● **Work instructions**
Repeat every entry in the listing below, exactly.

┌─ Records supplied

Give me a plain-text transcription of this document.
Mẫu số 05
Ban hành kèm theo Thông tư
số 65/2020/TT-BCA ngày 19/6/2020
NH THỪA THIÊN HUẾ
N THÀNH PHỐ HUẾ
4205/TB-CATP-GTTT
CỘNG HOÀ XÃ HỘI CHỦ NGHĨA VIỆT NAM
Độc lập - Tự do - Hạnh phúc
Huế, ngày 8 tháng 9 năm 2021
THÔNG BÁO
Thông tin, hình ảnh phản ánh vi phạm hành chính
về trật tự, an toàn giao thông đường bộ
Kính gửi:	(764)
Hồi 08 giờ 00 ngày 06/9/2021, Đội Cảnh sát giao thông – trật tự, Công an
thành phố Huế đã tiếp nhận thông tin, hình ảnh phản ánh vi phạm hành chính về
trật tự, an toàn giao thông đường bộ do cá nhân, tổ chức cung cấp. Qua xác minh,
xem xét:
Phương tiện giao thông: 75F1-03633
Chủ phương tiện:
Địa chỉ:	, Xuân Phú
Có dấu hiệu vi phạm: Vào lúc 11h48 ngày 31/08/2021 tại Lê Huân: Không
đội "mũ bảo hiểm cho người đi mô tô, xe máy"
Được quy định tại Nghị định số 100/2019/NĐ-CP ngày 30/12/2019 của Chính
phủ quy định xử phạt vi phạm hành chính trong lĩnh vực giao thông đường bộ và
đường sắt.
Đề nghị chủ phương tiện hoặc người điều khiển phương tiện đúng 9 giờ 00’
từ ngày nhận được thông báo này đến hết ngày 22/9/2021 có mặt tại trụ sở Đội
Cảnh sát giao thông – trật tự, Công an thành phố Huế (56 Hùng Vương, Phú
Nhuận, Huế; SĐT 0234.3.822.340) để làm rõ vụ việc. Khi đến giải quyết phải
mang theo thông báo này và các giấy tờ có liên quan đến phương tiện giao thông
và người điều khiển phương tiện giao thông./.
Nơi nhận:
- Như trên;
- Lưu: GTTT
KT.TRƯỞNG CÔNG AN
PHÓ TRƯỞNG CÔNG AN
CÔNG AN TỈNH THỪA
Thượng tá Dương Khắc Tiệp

└─

● **Worked solution**
Give me a plain-text transcription of this document.
Mẫu số 05
Ban hành kèm theo Thông tư
số 65/2020/TT-BCA ngày 19/6/2020
NH THỪA THIÊN HUẾ
N THÀNH PHỐ HUẾ
4205/TB-CATP-GTTT
CỘNG HOÀ XÃ HỘI CHỦ NGHĨA VIỆT NAM
Độc lập - Tự do - Hạnh phúc
Huế, ngày 8 tháng 9 năm 2021
THÔNG BÁO
Thông tin, hình ảnh phản ánh vi phạm hành chính
về trật tự, an toàn giao thông đường bộ
Kính gửi:	(764)
Hồi 08 giờ 00 ngày 06/9/2021, Đội Cảnh sát giao thông – trật tự, Công an
thành phố Huế đã tiếp nhận thông tin, hình ảnh phản ánh vi phạm hành chính về
trật tự, an toàn giao thông đường bộ do cá nhân, tổ chức cung cấp. Qua xác minh,
xem xét:
Phương tiện giao thông: 75F1-03633
Chủ phương tiện:
Địa chỉ:	, Xuân Phú
Có dấu hiệu vi phạm: Vào lúc 11h48 ngày 31/08/2021 tại Lê Huân: Không
đội "mũ bảo hiểm cho người đi mô tô, xe máy"
Được quy định tại Nghị định số 100/2019/NĐ-CP ngày 30/12/2019 của Chính
phủ quy định xử phạt vi phạm hành chính trong lĩnh vực giao thông đường bộ và
đường sắt.
Đề nghị chủ phương tiện hoặc người điều khiển phương tiện đúng 9 giờ 00’
từ ngày nhận được thông báo này đến hết ngày 22/9/2021 có mặt tại trụ sở Đội
Cảnh sát giao thông – trật tự, Công an thành phố Huế (56 Hùng Vương, Phú
Nhuận, Huế; SĐT 0234.3.822.340) để làm rõ vụ việc. Khi đến giải quyết phải
mang theo thông báo này và các giấy tờ có liên quan đến phương tiện giao thông
và người điều khiển phương tiện giao thông./.
Nơi nhận:
- Như trên;
- Lưu: GTTT
KT.TRƯỞNG CÔNG AN
PHÓ TRƯỞNG CÔNG AN
CÔNG AN TỈNH THỪA
Thượng tá Dương Khắc Tiệp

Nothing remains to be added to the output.